An exact copy of all the data is required, with pictures left out.

--- start of DATA LINES ---

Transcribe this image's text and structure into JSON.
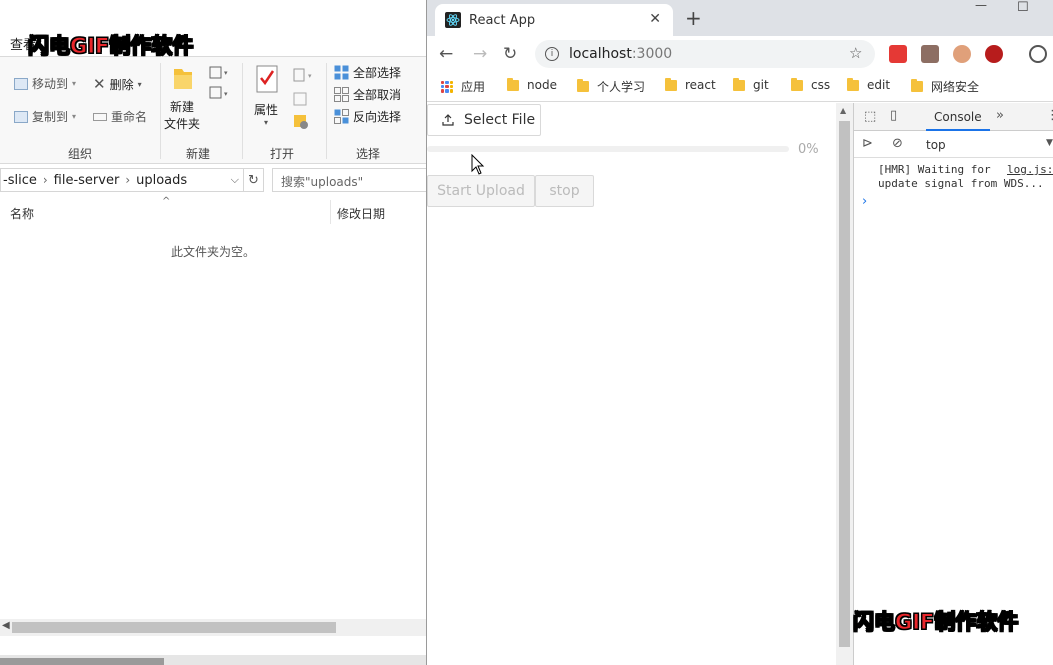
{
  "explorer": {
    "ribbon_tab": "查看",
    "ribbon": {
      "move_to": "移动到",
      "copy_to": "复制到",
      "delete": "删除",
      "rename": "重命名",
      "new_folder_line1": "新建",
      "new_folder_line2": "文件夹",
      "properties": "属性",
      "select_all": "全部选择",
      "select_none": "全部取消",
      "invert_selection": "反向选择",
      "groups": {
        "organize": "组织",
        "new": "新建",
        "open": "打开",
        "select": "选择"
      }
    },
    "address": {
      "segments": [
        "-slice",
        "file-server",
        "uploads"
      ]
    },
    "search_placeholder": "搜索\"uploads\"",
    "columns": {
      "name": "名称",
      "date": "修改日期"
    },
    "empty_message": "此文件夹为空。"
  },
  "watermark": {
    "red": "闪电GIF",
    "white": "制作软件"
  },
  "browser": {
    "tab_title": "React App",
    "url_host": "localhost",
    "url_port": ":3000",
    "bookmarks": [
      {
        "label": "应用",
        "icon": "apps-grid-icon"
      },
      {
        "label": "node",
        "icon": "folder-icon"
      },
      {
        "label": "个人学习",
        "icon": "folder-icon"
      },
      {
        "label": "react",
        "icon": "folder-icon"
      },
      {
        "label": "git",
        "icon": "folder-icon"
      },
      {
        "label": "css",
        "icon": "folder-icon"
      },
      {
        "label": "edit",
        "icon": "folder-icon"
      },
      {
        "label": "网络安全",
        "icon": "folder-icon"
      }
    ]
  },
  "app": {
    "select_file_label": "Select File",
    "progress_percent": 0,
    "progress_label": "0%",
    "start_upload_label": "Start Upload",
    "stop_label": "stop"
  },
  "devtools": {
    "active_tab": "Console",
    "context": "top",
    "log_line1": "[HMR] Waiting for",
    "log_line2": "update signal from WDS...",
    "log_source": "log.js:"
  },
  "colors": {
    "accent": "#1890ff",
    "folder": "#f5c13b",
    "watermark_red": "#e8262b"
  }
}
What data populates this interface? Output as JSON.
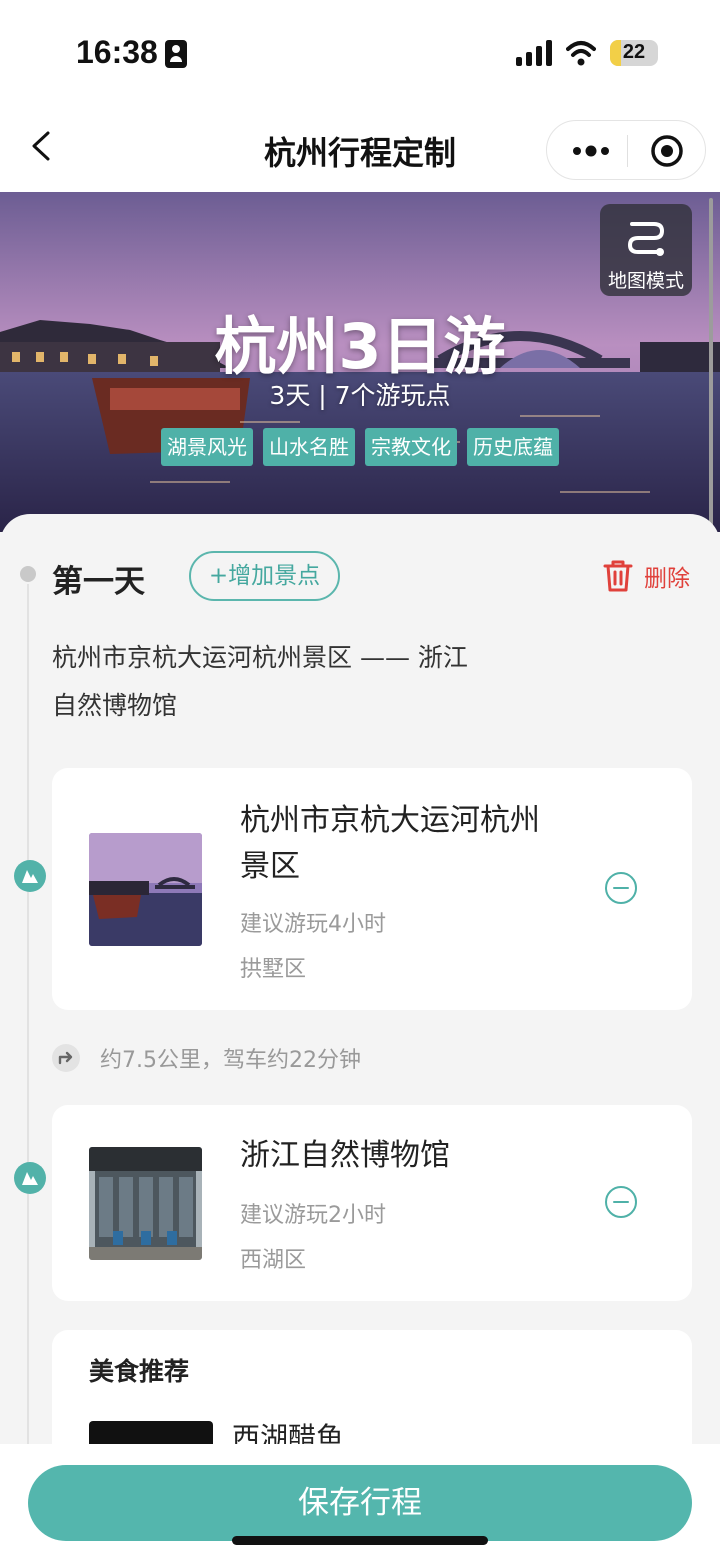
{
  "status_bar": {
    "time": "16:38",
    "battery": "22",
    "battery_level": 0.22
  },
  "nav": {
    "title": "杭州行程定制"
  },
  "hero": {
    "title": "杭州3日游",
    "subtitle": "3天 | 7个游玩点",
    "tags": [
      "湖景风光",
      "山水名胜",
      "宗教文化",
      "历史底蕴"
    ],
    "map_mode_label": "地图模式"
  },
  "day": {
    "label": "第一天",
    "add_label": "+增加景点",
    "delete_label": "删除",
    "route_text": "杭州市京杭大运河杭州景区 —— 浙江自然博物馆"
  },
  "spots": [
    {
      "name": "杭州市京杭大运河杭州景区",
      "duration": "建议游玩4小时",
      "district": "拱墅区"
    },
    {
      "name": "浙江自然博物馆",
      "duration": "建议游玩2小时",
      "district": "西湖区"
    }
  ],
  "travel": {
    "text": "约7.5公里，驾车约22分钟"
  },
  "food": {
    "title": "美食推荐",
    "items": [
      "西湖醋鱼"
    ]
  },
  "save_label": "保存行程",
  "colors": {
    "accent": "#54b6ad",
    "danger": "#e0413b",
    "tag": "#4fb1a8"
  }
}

--- end of DATA LINES ---

SOLUTION FOR THIS EXERCISE:
Transcribe this image's text and structure into JSON.
{
  "explorer": {
    "ribbon_tab": "查看",
    "ribbon": {
      "move_to": "移动到",
      "copy_to": "复制到",
      "delete": "删除",
      "rename": "重命名",
      "new_folder_line1": "新建",
      "new_folder_line2": "文件夹",
      "properties": "属性",
      "select_all": "全部选择",
      "select_none": "全部取消",
      "invert_selection": "反向选择",
      "groups": {
        "organize": "组织",
        "new": "新建",
        "open": "打开",
        "select": "选择"
      }
    },
    "address": {
      "segments": [
        "-slice",
        "file-server",
        "uploads"
      ]
    },
    "search_placeholder": "搜索\"uploads\"",
    "columns": {
      "name": "名称",
      "date": "修改日期"
    },
    "empty_message": "此文件夹为空。"
  },
  "watermark": {
    "red": "闪电GIF",
    "white": "制作软件"
  },
  "browser": {
    "tab_title": "React App",
    "url_host": "localhost",
    "url_port": ":3000",
    "bookmarks": [
      {
        "label": "应用",
        "icon": "apps-grid-icon"
      },
      {
        "label": "node",
        "icon": "folder-icon"
      },
      {
        "label": "个人学习",
        "icon": "folder-icon"
      },
      {
        "label": "react",
        "icon": "folder-icon"
      },
      {
        "label": "git",
        "icon": "folder-icon"
      },
      {
        "label": "css",
        "icon": "folder-icon"
      },
      {
        "label": "edit",
        "icon": "folder-icon"
      },
      {
        "label": "网络安全",
        "icon": "folder-icon"
      }
    ]
  },
  "app": {
    "select_file_label": "Select File",
    "progress_percent": 0,
    "progress_label": "0%",
    "start_upload_label": "Start Upload",
    "stop_label": "stop"
  },
  "devtools": {
    "active_tab": "Console",
    "context": "top",
    "log_line1": "[HMR] Waiting for",
    "log_line2": "update signal from WDS...",
    "log_source": "log.js:"
  },
  "colors": {
    "accent": "#1890ff",
    "folder": "#f5c13b",
    "watermark_red": "#e8262b"
  }
}
What data populates this interface? Output as JSON.
{
  "status_bar": {
    "time": "16:38",
    "battery": "22",
    "battery_level": 0.22
  },
  "nav": {
    "title": "杭州行程定制"
  },
  "hero": {
    "title": "杭州3日游",
    "subtitle": "3天 | 7个游玩点",
    "tags": [
      "湖景风光",
      "山水名胜",
      "宗教文化",
      "历史底蕴"
    ],
    "map_mode_label": "地图模式"
  },
  "day": {
    "label": "第一天",
    "add_label": "+增加景点",
    "delete_label": "删除",
    "route_text": "杭州市京杭大运河杭州景区 —— 浙江自然博物馆"
  },
  "spots": [
    {
      "name": "杭州市京杭大运河杭州景区",
      "duration": "建议游玩4小时",
      "district": "拱墅区"
    },
    {
      "name": "浙江自然博物馆",
      "duration": "建议游玩2小时",
      "district": "西湖区"
    }
  ],
  "travel": {
    "text": "约7.5公里，驾车约22分钟"
  },
  "food": {
    "title": "美食推荐",
    "items": [
      "西湖醋鱼"
    ]
  },
  "save_label": "保存行程",
  "colors": {
    "accent": "#54b6ad",
    "danger": "#e0413b",
    "tag": "#4fb1a8"
  }
}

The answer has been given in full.